• **Your instructions**
Search the listing below for "down". Copy each matching line.

• **Dataset records**
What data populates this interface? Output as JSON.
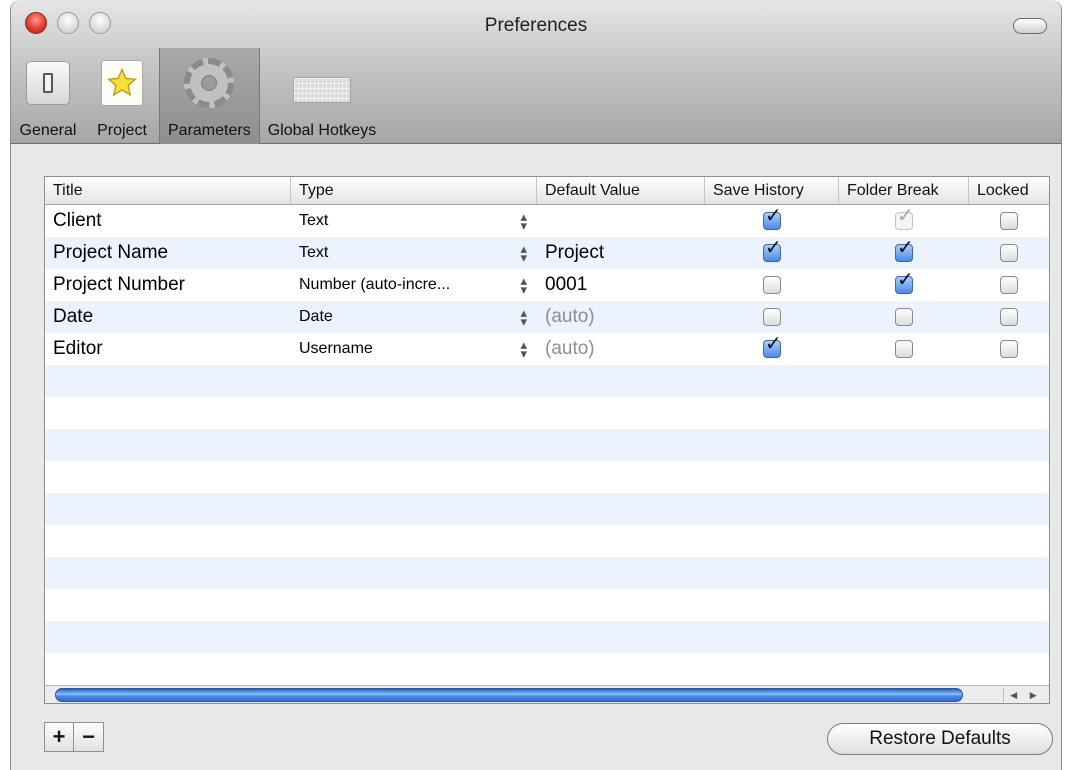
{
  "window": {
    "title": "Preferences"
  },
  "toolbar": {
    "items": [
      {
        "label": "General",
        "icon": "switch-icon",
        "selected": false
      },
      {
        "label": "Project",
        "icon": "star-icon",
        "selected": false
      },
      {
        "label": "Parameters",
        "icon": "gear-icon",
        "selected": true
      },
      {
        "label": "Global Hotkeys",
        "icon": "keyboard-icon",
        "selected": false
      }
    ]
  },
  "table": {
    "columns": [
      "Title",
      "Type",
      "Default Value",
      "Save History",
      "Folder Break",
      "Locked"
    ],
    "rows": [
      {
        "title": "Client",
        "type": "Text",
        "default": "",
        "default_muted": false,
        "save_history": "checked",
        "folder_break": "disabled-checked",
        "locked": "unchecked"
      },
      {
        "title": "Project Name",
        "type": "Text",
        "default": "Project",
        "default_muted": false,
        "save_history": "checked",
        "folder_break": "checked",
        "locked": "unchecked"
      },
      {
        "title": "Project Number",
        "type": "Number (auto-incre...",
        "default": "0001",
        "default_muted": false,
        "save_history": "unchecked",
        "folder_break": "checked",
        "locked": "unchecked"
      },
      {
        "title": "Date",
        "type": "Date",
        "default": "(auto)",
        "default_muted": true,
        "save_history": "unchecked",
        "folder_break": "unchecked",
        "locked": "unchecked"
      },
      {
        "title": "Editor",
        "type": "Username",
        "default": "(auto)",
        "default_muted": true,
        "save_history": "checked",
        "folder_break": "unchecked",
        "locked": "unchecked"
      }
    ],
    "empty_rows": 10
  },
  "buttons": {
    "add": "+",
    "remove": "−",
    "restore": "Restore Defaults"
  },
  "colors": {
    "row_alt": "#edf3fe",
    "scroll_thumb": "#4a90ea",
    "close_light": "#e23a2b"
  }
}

==

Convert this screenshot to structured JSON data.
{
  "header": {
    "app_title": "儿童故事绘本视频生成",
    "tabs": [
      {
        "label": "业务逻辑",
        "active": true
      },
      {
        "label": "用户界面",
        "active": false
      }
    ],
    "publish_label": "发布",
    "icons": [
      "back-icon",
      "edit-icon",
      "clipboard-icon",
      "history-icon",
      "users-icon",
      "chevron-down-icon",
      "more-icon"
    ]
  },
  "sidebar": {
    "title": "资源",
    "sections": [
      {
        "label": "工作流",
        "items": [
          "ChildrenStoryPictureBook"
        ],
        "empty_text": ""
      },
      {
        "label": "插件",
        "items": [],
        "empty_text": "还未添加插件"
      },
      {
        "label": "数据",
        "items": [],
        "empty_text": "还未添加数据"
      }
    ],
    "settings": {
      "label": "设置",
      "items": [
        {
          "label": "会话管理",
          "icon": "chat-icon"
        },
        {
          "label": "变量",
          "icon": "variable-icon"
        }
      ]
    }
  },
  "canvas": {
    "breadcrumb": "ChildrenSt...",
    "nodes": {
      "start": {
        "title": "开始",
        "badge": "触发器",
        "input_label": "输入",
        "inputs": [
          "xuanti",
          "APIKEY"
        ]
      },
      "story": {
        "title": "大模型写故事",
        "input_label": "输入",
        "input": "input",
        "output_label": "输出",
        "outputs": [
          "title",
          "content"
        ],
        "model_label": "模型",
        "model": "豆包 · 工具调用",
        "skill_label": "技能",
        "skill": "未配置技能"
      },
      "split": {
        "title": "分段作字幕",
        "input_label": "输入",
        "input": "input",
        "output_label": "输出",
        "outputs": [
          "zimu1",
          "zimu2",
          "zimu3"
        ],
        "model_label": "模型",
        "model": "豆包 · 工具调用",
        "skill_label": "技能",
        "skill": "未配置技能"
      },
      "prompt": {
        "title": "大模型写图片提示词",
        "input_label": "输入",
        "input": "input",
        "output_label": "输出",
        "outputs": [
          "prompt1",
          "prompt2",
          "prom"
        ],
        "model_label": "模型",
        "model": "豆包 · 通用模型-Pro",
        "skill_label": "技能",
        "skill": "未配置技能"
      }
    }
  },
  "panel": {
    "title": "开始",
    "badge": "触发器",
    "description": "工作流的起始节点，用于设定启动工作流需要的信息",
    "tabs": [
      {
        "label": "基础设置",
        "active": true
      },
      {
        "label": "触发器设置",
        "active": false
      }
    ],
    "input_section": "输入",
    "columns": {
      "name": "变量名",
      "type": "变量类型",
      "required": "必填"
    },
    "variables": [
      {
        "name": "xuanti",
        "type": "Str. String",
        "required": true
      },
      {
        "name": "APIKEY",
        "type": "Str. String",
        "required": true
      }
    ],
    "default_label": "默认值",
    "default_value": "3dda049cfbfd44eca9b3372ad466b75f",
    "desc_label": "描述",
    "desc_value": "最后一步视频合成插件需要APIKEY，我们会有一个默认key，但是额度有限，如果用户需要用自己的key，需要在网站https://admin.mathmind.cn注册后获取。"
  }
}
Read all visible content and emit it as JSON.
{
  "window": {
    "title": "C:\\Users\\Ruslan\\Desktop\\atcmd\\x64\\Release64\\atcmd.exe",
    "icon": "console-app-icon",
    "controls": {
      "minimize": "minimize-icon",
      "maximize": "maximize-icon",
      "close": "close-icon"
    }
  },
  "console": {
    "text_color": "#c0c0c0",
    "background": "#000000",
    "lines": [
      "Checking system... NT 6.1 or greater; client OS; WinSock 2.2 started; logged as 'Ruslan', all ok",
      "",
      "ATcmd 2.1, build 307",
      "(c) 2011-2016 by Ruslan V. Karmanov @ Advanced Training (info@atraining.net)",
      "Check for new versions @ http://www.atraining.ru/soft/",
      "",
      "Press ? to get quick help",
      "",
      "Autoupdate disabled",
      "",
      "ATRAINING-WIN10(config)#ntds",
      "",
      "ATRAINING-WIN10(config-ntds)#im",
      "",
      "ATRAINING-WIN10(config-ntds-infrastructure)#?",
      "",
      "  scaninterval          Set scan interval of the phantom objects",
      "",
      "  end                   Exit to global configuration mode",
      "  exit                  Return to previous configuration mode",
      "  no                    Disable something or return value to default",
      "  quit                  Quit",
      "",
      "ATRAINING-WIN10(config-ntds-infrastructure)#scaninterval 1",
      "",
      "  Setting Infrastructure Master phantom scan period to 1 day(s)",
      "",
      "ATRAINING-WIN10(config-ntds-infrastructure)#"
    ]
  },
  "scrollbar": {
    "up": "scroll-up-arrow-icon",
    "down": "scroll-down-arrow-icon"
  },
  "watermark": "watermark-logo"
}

• **Solution to the problem**
      "chevron-down-icon",
    "down": "scroll-down-arrow-icon"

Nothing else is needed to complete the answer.